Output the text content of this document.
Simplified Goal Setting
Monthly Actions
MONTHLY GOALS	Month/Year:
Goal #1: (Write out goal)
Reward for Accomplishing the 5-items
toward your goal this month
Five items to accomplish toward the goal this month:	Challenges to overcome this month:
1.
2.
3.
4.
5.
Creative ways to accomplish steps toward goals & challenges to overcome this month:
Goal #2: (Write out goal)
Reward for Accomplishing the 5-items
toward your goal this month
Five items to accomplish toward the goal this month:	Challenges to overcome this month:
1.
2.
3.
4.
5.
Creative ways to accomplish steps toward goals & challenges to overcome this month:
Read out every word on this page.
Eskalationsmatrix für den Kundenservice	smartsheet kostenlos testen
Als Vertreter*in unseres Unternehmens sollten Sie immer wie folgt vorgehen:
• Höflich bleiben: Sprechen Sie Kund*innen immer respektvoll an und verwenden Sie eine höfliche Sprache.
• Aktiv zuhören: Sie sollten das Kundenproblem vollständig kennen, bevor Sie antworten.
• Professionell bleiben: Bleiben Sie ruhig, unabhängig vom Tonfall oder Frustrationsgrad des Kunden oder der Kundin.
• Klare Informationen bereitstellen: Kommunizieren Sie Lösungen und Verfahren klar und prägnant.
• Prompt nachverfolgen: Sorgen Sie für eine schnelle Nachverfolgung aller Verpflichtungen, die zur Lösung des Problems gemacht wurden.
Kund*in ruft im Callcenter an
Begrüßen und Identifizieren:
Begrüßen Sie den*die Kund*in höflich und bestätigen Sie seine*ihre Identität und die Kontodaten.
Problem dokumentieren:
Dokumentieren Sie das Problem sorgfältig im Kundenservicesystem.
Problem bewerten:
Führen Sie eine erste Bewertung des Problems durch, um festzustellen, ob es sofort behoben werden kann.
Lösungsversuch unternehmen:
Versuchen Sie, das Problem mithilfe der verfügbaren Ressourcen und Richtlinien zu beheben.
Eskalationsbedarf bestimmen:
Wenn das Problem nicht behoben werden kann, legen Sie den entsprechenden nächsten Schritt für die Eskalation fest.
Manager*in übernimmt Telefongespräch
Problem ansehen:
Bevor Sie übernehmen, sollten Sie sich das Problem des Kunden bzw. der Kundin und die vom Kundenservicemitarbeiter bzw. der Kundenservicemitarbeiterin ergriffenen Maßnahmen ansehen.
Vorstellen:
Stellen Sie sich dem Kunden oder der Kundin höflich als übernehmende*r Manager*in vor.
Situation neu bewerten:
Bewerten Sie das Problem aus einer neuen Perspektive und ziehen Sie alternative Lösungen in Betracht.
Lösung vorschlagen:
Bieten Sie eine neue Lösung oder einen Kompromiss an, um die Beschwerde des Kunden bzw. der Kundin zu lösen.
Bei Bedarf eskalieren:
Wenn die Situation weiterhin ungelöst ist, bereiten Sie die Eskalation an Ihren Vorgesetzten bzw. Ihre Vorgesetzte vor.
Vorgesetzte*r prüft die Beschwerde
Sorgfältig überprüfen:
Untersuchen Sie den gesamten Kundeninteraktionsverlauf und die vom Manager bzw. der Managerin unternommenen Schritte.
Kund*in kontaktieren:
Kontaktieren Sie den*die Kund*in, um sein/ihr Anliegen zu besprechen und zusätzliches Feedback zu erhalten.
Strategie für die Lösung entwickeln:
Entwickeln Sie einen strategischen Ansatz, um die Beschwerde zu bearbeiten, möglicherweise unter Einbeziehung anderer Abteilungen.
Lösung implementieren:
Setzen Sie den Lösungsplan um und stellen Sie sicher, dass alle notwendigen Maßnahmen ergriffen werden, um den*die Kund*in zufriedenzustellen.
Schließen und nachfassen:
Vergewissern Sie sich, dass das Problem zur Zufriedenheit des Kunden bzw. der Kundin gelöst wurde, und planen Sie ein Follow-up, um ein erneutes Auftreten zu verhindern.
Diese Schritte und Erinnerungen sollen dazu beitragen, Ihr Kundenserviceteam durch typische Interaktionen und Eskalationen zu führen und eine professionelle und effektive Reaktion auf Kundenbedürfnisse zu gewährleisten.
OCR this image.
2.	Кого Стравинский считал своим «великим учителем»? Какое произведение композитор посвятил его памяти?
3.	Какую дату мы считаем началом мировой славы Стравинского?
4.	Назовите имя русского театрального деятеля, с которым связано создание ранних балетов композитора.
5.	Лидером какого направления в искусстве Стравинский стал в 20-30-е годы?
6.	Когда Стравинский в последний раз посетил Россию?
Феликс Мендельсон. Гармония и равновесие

● ● ●

Return the whole listing exactly, with every line included.

Written solution =
Output the text content of this document.
Simplified Goal Setting
Monthly Actions
MONTHLY GOALS	Month/Year:
Goal #1: (Write out goal)
Reward for Accomplishing the 5-items
toward your goal this month
Five items to accomplish toward the goal this month:	Challenges to overcome this month:
1.
2.
3.
4.
5.
Creative ways to accomplish steps toward goals & challenges to overcome this month:
Goal #2: (Write out goal)
Reward for Accomplishing the 5-items
toward your goal this month
Five items to accomplish toward the goal this month:	Challenges to overcome this month:
1.
2.
3.
4.
5.
Creative ways to accomplish steps toward goals & challenges to overcome this month:
Read out every word on this page.
Eskalationsmatrix für den Kundenservice	smartsheet kostenlos testen
Als Vertreter*in unseres Unternehmens sollten Sie immer wie folgt vorgehen:
• Höflich bleiben: Sprechen Sie Kund*innen immer respektvoll an und verwenden Sie eine höfliche Sprache.
• Aktiv zuhören: Sie sollten das Kundenproblem vollständig kennen, bevor Sie antworten.
• Professionell bleiben: Bleiben Sie ruhig, unabhängig vom Tonfall oder Frustrationsgrad des Kunden oder der Kundin.
• Klare Informationen bereitstellen: Kommunizieren Sie Lösungen und Verfahren klar und prägnant.
• Prompt nachverfolgen: Sorgen Sie für eine schnelle Nachverfolgung aller Verpflichtungen, die zur Lösung des Problems gemacht wurden.
Kund*in ruft im Callcenter an
Begrüßen und Identifizieren:
Begrüßen Sie den*die Kund*in höflich und bestätigen Sie seine*ihre Identität und die Kontodaten.
Problem dokumentieren:
Dokumentieren Sie das Problem sorgfältig im Kundenservicesystem.
Problem bewerten:
Führen Sie eine erste Bewertung des Problems durch, um festzustellen, ob es sofort behoben werden kann.
Lösungsversuch unternehmen:
Versuchen Sie, das Problem mithilfe der verfügbaren Ressourcen und Richtlinien zu beheben.
Eskalationsbedarf bestimmen:
Wenn das Problem nicht behoben werden kann, legen Sie den entsprechenden nächsten Schritt für die Eskalation fest.
Manager*in übernimmt Telefongespräch
Problem ansehen:
Bevor Sie übernehmen, sollten Sie sich das Problem des Kunden bzw. der Kundin und die vom Kundenservicemitarbeiter bzw. der Kundenservicemitarbeiterin ergriffenen Maßnahmen ansehen.
Vorstellen:
Stellen Sie sich dem Kunden oder der Kundin höflich als übernehmende*r Manager*in vor.
Situation neu bewerten:
Bewerten Sie das Problem aus einer neuen Perspektive und ziehen Sie alternative Lösungen in Betracht.
Lösung vorschlagen:
Bieten Sie eine neue Lösung oder einen Kompromiss an, um die Beschwerde des Kunden bzw. der Kundin zu lösen.
Bei Bedarf eskalieren:
Wenn die Situation weiterhin ungelöst ist, bereiten Sie die Eskalation an Ihren Vorgesetzten bzw. Ihre Vorgesetzte vor.
Vorgesetzte*r prüft die Beschwerde
Sorgfältig überprüfen:
Untersuchen Sie den gesamten Kundeninteraktionsverlauf und die vom Manager bzw. der Managerin unternommenen Schritte.
Kund*in kontaktieren:
Kontaktieren Sie den*die Kund*in, um sein/ihr Anliegen zu besprechen und zusätzliches Feedback zu erhalten.
Strategie für die Lösung entwickeln:
Entwickeln Sie einen strategischen Ansatz, um die Beschwerde zu bearbeiten, möglicherweise unter Einbeziehung anderer Abteilungen.
Lösung implementieren:
Setzen Sie den Lösungsplan um und stellen Sie sicher, dass alle notwendigen Maßnahmen ergriffen werden, um den*die Kund*in zufriedenzustellen.
Schließen und nachfassen:
Vergewissern Sie sich, dass das Problem zur Zufriedenheit des Kunden bzw. der Kundin gelöst wurde, und planen Sie ein Follow-up, um ein erneutes Auftreten zu verhindern.
Diese Schritte und Erinnerungen sollen dazu beitragen, Ihr Kundenserviceteam durch typische Interaktionen und Eskalationen zu führen und eine professionelle und effektive Reaktion auf Kundenbedürfnisse zu gewährleisten.
OCR this image.
2.	Кого Стравинский считал своим «великим учителем»? Какое произведение композитор посвятил его памяти?
3.	Какую дату мы считаем началом мировой славы Стравинского?
4.	Назовите имя русского театрального деятеля, с которым связано создание ранних балетов композитора.
5.	Лидером какого направления в искусстве Стравинский стал в 20-30-е годы?
6.	Когда Стравинский в последний раз посетил Россию?
Феликс Мендельсон. Гармония и равновесие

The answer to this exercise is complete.